WORK TO COMPLETE:
Convert the material, from its first line through the line containing "- valid-info-box: Valid: 2025-07-11", into a Markdown table with the columns Row and Line. Number each line and omit any blank lines.

--- Start of PROVIDED ENTRIES ---

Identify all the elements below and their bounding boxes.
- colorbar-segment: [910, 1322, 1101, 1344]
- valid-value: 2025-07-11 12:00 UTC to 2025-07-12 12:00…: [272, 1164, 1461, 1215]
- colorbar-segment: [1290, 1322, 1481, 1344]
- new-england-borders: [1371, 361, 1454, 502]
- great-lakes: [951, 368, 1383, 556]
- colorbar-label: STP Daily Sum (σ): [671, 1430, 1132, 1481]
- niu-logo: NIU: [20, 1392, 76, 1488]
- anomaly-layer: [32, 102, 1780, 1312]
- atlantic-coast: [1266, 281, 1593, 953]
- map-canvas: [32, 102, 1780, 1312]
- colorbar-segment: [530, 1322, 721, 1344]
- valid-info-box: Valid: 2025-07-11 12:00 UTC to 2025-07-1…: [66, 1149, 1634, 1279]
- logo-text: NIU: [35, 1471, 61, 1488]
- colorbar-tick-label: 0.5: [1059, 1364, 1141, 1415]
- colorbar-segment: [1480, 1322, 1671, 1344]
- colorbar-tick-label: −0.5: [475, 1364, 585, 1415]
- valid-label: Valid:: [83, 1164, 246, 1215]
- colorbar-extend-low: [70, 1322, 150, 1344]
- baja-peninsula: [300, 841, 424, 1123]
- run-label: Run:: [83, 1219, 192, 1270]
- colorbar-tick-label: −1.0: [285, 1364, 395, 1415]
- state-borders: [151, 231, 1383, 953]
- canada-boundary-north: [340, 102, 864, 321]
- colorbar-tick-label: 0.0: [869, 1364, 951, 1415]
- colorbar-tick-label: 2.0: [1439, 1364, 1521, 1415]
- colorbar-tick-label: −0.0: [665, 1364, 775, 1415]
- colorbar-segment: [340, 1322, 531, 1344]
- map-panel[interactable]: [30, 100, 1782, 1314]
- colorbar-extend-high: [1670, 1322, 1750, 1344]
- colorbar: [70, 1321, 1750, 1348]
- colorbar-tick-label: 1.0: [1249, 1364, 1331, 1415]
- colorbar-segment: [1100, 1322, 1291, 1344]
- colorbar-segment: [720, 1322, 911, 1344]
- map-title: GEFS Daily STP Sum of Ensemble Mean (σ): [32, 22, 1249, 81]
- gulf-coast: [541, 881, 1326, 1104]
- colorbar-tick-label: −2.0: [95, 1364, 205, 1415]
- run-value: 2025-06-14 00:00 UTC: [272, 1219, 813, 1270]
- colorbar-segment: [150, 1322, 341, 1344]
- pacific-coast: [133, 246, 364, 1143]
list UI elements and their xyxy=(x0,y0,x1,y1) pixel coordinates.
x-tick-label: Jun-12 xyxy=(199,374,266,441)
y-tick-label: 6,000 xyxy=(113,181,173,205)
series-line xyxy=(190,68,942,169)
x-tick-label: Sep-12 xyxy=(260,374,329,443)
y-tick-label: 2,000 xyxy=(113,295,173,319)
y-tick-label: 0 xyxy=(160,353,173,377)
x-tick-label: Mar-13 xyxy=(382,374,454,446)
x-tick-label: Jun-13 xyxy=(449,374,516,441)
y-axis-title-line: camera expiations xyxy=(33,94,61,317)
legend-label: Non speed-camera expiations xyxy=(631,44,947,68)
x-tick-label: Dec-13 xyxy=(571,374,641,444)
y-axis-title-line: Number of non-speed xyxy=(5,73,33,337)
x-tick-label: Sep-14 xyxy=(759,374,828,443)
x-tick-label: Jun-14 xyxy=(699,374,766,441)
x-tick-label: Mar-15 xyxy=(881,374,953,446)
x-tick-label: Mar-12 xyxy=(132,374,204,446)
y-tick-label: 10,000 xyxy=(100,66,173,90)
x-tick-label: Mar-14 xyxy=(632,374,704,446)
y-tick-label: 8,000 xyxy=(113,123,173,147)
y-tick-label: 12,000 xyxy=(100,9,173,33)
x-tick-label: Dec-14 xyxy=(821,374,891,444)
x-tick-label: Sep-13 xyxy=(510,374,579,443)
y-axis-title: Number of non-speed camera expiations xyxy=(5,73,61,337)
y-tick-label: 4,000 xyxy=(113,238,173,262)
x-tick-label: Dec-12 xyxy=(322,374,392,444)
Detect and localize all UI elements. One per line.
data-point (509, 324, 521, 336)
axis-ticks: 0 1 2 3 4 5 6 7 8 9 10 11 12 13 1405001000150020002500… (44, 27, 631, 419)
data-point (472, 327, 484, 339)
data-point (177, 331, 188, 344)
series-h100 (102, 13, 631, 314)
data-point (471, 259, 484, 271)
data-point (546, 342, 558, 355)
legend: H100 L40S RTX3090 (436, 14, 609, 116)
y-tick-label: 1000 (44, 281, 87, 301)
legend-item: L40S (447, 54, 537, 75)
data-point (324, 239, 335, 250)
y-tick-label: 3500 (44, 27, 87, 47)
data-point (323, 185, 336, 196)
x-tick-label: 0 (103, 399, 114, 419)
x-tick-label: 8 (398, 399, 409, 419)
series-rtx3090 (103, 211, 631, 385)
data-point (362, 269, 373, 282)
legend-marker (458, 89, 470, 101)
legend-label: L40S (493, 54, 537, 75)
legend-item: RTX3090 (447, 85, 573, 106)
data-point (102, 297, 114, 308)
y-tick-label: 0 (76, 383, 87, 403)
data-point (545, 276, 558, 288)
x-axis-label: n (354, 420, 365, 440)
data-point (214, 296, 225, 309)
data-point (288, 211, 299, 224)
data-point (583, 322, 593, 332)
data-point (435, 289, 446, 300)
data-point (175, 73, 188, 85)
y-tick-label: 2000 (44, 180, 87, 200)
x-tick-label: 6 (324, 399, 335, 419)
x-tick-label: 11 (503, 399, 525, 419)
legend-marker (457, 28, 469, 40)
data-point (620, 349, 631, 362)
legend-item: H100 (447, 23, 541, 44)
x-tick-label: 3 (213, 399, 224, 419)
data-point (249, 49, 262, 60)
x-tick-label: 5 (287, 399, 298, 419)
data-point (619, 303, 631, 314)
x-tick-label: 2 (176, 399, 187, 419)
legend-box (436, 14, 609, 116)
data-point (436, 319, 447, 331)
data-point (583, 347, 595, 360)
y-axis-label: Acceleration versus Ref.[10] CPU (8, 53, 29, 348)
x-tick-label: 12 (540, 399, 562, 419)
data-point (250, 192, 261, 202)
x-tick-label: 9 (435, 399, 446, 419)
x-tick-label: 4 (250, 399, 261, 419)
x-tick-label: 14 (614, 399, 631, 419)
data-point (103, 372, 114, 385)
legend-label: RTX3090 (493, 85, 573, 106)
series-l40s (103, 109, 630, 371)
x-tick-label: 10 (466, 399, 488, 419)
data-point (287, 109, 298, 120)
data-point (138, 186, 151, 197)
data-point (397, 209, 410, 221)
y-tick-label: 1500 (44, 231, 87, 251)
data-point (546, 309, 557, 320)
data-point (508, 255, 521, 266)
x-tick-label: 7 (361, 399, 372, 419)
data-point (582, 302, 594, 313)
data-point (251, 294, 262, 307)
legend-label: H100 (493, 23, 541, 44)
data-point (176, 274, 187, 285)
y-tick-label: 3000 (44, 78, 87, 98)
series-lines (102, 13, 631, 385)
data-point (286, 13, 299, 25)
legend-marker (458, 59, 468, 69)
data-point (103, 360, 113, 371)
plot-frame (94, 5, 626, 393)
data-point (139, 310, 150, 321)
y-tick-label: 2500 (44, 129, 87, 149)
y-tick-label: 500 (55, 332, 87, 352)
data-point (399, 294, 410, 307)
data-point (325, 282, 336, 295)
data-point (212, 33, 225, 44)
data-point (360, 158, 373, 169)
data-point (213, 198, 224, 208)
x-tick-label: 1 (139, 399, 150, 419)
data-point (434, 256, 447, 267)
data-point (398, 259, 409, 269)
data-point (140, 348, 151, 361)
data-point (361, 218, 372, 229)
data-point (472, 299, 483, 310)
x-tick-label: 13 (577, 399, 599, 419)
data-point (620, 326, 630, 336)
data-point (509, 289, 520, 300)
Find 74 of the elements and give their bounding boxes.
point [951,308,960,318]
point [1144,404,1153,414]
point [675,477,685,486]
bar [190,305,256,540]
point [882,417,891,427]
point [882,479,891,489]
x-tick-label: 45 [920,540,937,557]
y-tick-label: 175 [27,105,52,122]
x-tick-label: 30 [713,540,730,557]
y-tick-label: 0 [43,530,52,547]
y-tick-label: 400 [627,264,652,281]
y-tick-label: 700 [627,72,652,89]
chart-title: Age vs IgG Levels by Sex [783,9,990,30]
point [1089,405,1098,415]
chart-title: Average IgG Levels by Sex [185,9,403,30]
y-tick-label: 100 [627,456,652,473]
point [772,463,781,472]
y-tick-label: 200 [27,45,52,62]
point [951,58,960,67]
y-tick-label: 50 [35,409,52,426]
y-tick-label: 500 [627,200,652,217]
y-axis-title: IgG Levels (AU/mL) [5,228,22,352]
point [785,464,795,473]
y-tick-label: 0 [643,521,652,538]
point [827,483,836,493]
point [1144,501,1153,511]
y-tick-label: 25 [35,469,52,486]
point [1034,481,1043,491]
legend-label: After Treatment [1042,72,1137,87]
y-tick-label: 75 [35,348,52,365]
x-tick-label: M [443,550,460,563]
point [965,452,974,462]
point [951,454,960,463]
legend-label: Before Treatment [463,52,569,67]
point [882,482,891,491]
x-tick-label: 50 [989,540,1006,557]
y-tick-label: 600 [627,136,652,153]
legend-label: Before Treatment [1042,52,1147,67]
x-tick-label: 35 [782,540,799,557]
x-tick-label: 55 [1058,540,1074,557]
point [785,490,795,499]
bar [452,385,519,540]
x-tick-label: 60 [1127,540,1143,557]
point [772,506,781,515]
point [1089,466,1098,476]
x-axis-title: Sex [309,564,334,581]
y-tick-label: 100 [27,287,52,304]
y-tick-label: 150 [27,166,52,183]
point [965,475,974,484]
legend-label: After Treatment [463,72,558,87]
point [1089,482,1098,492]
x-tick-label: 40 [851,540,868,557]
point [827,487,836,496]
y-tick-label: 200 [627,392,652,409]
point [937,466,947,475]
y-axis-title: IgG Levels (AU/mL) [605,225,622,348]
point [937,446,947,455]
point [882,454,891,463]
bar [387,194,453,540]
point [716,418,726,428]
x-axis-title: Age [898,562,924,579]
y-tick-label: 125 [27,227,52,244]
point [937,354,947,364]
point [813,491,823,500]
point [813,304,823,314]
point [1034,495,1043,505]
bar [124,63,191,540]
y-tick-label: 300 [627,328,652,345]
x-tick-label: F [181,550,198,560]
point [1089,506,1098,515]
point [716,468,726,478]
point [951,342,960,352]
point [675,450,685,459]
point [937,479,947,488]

--- End of PROVIDED ENTRIES ---

THE COMPLETED TASK:
| Row | Line |
|---|---|
| 1 | Identify all the elements below and their bounding boxes. |
| 2 | - colorbar-segment: [910, 1322, 1101, 1344] |
| 3 | - valid-value: 2025-07-11 12:00 UTC to 2025-07-12 12:00…: [272, 1164, 1461, 1215] |
| 4 | - colorbar-segment: [1290, 1322, 1481, 1344] |
| 5 | - new-england-borders: [1371, 361, 1454, 502] |
| 6 | - great-lakes: [951, 368, 1383, 556] |
| 7 | - colorbar-label: STP Daily Sum (σ): [671, 1430, 1132, 1481] |
| 8 | - niu-logo: NIU: [20, 1392, 76, 1488] |
| 9 | - anomaly-layer: [32, 102, 1780, 1312] |
| 10 | - atlantic-coast: [1266, 281, 1593, 953] |
| 11 | - map-canvas: [32, 102, 1780, 1312] |
| 12 | - colorbar-segment: [530, 1322, 721, 1344] |
| 13 | - valid-info-box: Valid: 2025-07-11 12:00 UTC to 2025-07-1…: [66, 1149, 1634, 1279] |